■ **Material**
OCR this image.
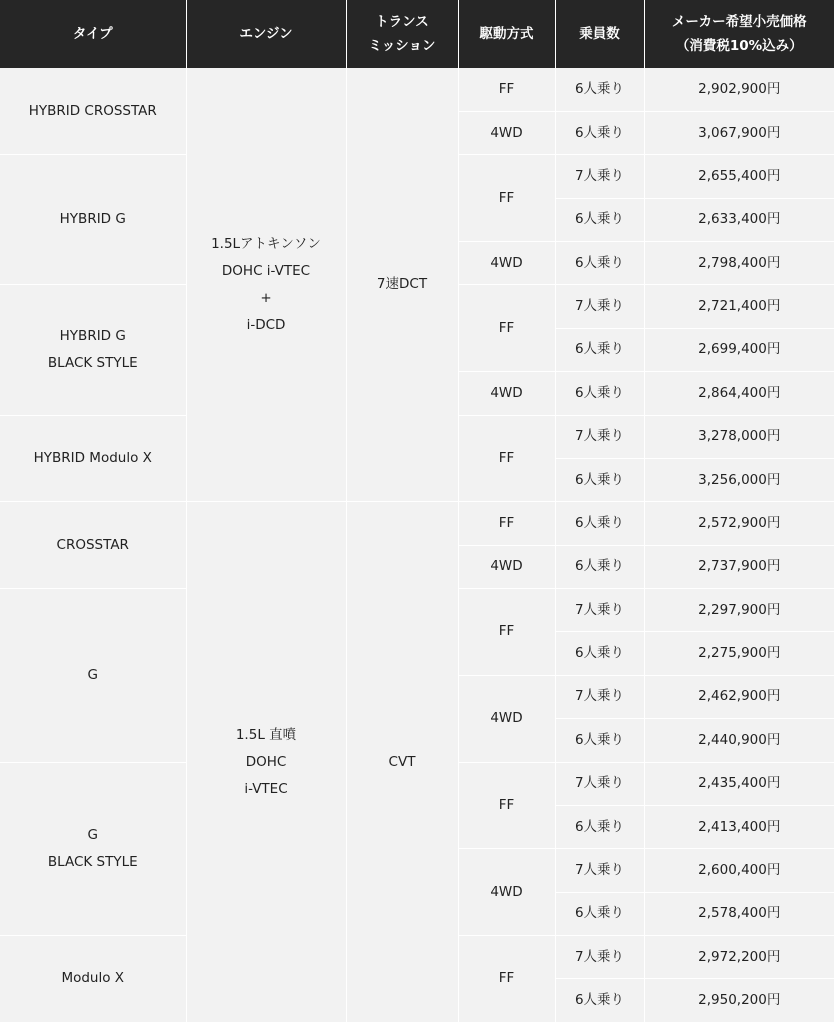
タイプ	エンジン	トランス
ミッション	駆動方式	乗員数	メーカー希望小売価格
（消費税10%込み）
HYBRID CROSSTAR	1.5Lアトキンソン
DOHC i-VTEC
+
i-DCD	7速DCT	FF	6人乗り	2,902,900円
			4WD	6人乗り	3,067,900円
HYBRID G			FF	7人乗り	2,655,400円
				6人乗り	2,633,400円
			4WD	6人乗り	2,798,400円
HYBRID G
BLACK STYLE			FF	7人乗り	2,721,400円
				6人乗り	2,699,400円
			4WD	6人乗り	2,864,400円
HYBRID Modulo X			FF	7人乗り	3,278,000円
				6人乗り	3,256,000円
CROSSTAR	1.5L 直噴
DOHC
i-VTEC	CVT	FF	6人乗り	2,572,900円
			4WD	6人乗り	2,737,900円
G			FF	7人乗り	2,297,900円
				6人乗り	2,275,900円
			4WD	7人乗り	2,462,900円
				6人乗り	2,440,900円
G
BLACK STYLE			FF	7人乗り	2,435,400円
				6人乗り	2,413,400円
			4WD	7人乗り	2,600,400円
				6人乗り	2,578,400円
Modulo X			FF	7人乗り	2,972,200円
				6人乗り	2,950,200円
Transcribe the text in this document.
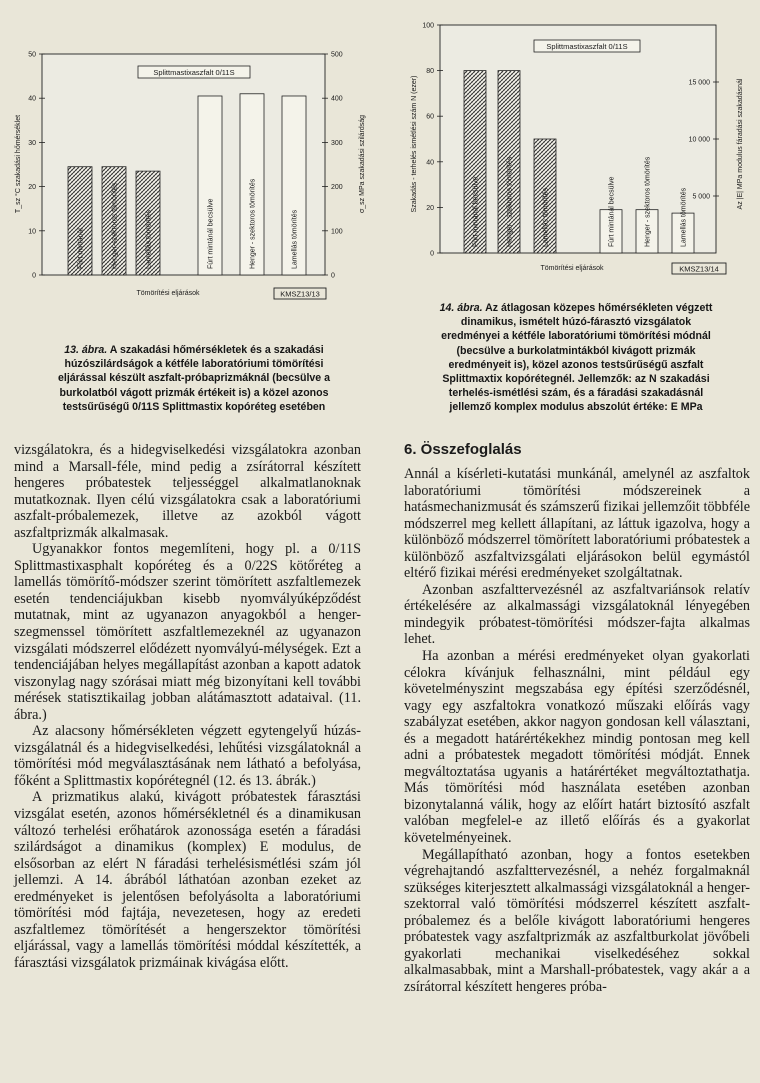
0
10
20
30
40
50
0
100
200
300
400
500
Fúrt mintánál	Henger-szektoros tömörítés	Lamellás tömörítés	Fúrt mintánál becsülve	Henger - szektoros tömörítés	Lamellás tömörítés
Splittmastixaszfalt 0/11S
Tömörítési eljárások	KMSZ13/13
T_sz °C szakadási hőmérséklet	σ_sz MPa szakadási szilárdság
0
20
40
60
80
100
5 000
10 000
15 000
Fúrt mintánál becsülve	Henger - szektoros tömörítés	Lamellás tömörítés	Fúrt mintánál becsülve	Henger - szektoros tömörítés	Lamellás tömörítés
Splittmastixaszfalt 0/11S
Tömörítési eljárások	KMSZ13/14
Szakadás - terhelés ismétlési szám N (ezer)	Az |E| MPa modulus fáradási szakadásnál
13. ábra. A szakadási hőmérsékletek és a szakadási
húzószilárdságok a kétféle laboratóriumi tömörítési
eljárással készült aszfalt-próbaprizmáknál (becsülve a
burkolatból vágott prizmák értékeit is) a közel azonos
testsűrűségű 0/11S Splittmastix kopóréteg esetében
14. ábra. Az átlagosan közepes hőmérsékleten végzett
dinamikus, ismételt húzó-fárasztó vizsgálatok
eredményei a kétféle laboratóriumi tömörítési módnál
(becsülve a burkolatmintákból kivágott prizmák
eredményeit is), közel azonos testsűrűségű aszfalt
Splittmaxtix kopórétegnél. Jellemzők: az N szakadási
terhelés-ismétlési szám, és a fáradási szakadásnál
jellemző komplex modulus abszolút értéke: E MPa

vizsgálatokra, és a hidegviselkedési vizsgálatokra azonban mind a Marsall-féle, mind pedig a zsírátorral készített hengeres próbatestek teljességgel alkalmatlanoknak mutatkoznak. Ilyen célú vizsgálatokra csak a laboratóriumi aszfalt-próbalemezek, illetve az azokból vágott aszfaltprizmák alkalmasak.

Ugyanakkor fontos megemlíteni, hogy pl. a 0/11S Splittmastixasphalt kopóréteg és a 0/22S kötőréteg a lamellás tömörítő-módszer szerint tömörített aszfaltlemezek esetén tendenciájukban kisebb nyomvályúképződést mutatnak, mint az ugyanazon anyagokból a henger-szegmenssel tömörített aszfaltlemezeknél az ugyanazon vizsgálati módszerrel elődézett nyomvályú-mélységek. Ezt a tendenciájában helyes megállapítást azonban a kapott adatok viszonylag nagy szórásai miatt még bizonyítani kell további mérések statisztikailag jobban alátámasztott adataival. (11. ábra.)

Az alacsony hőmérsékleten végzett egytengelyű húzás-vizsgálatnál és a hidegviselkedési, lehűtési vizsgálatoknál a tömörítési mód megválasztásának nem látható a befolyása, főként a Splittmastix kopórétegnél (12. és 13. ábrák.)

A prizmatikus alakú, kivágott próbatestek fárasztási vizsgálat esetén, azonos hőmérsékletnél és a dinamikusan változó terhelési erőhatárok azonossága esetén a fáradási szilárdságot a dinamikus (komplex) E modulus, de elsősorban az elért N fáradási terhelésismétlési szám jól jellemzi. A 14. ábrából láthatóan azonban ezeket az eredményeket is jelentősen befolyásolta a laboratóriumi tömörítési mód fajtája, nevezetesen, hogy az eredeti aszfaltlemez tömörítését a hengerszektor tömörítési eljárással, vagy a lamellás tömörítési móddal készítették, a fárasztási vizsgálatok prizmáinak kivágása előtt.

6. Összefoglalás

Annál a kísérleti-kutatási munkánál, amelynél az aszfaltok laboratóriumi tömörítési módszereinek a hatásmechanizmusát és számszerű fizikai jellemzőit többféle módszerrel meg kellett állapítani, az láttuk igazolva, hogy a különböző módszerrel tömörített laboratóriumi próbatestek a különböző aszfaltvizsgálati eljárásokon belül egymástól eltérő fizikai mérési eredményeket szolgáltatnak.

Azonban aszfalttervezésnél az aszfaltvariánsok relatív értékelésére az alkalmassági vizsgálatoknál lényegében mindegyik próbatest-tömörítési módszer-fajta alkalmas lehet.

Ha azonban a mérési eredményeket olyan gyakorlati célokra kívánjuk felhasználni, mint például egy követelményszint megszabása egy építési szerződésnél, vagy egy aszfaltokra vonatkozó műszaki előírás vagy szabályzat esetében, akkor nagyon gondosan kell választani, és a megadott határértékekhez mindig pontosan meg kell adni a próbatestek megadott tömörítési módját. Ennek megváltoztatása ugyanis a határértéket megváltoztathatja. Más tömörítési mód használata esetében azonban bizonytalanná válik, hogy az előírt határt biztosító aszfalt valóban megfelel-e az illető előírás és a gyakorlat követelményeinek.

Megállapítható azonban, hogy a fontos esetekben végrehajtandó aszfalttervezésnél, a nehéz forgalmaknál szükséges kiterjesztett alkalmassági vizsgálatoknál a henger-szektorral való tömörítési módszerrel készített aszfalt-próbalemez és a belőle kivágott laboratóriumi hengeres próbatestek vagy aszfaltprizmák az aszfaltburkolat jövőbeli gyakorlati mechanikai viselkedéséhez sokkal alkalmasabbak, mint a Marshall-próbatestek, vagy akár a a zsírátorral készített hengeres próba-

■ **Required task**
Among the lines of the material, find those that hold the word "this" and copy them.

■ **The completed task**
OCR this image.
Transcribe the text in this document.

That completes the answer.